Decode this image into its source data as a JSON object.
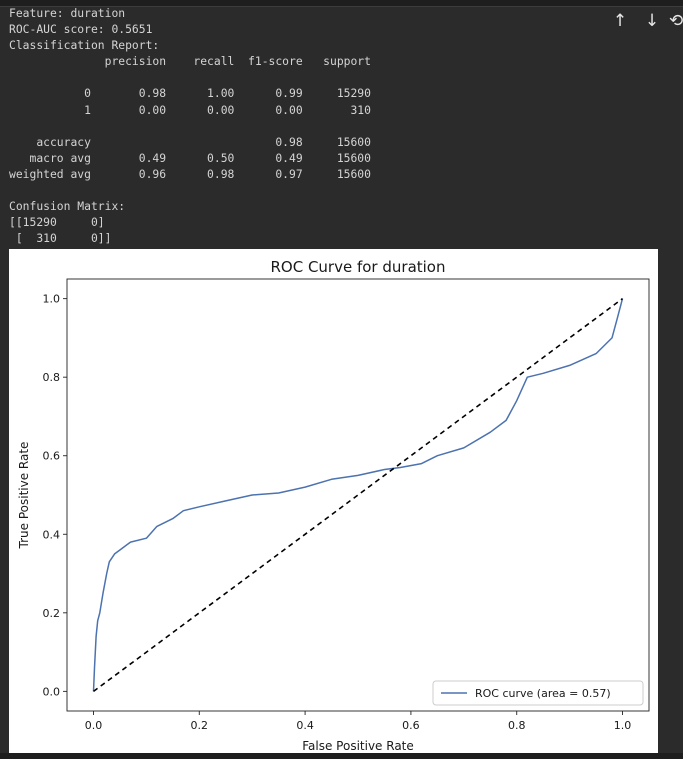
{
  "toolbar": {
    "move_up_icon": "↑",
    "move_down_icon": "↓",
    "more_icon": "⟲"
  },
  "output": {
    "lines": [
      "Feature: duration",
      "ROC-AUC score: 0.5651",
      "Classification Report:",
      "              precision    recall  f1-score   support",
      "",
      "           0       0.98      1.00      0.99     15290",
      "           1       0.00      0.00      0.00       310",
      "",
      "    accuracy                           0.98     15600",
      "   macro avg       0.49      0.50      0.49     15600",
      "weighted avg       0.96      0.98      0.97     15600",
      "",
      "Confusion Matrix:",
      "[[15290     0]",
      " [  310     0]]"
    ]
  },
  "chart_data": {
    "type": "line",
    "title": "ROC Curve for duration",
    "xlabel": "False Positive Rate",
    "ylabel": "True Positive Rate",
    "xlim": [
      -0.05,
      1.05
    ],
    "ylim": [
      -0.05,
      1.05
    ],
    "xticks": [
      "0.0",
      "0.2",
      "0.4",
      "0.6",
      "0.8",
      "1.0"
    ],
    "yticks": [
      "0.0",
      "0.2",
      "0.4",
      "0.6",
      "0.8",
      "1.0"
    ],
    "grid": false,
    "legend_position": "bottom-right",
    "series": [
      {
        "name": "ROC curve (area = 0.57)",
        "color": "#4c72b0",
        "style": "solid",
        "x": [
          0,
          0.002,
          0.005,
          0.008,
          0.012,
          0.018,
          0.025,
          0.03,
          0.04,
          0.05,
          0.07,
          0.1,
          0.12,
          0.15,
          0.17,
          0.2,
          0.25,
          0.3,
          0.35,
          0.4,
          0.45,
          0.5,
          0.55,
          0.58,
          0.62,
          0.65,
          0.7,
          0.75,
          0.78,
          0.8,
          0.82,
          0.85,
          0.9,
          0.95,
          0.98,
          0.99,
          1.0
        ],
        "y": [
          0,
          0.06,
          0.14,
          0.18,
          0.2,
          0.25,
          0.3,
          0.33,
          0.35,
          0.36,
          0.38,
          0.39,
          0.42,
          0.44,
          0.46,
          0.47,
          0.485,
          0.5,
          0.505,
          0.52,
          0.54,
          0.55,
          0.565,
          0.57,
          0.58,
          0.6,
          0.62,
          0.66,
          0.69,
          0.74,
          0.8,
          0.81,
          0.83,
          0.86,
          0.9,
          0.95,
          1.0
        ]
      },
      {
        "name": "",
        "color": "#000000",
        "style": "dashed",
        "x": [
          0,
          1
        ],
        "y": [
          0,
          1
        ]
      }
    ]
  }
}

→ Task instructions: Extract from the data every line where "duration" shows up.

→ Answer for this exercise:
      "Feature: duration",
    "title": "ROC Curve for duration",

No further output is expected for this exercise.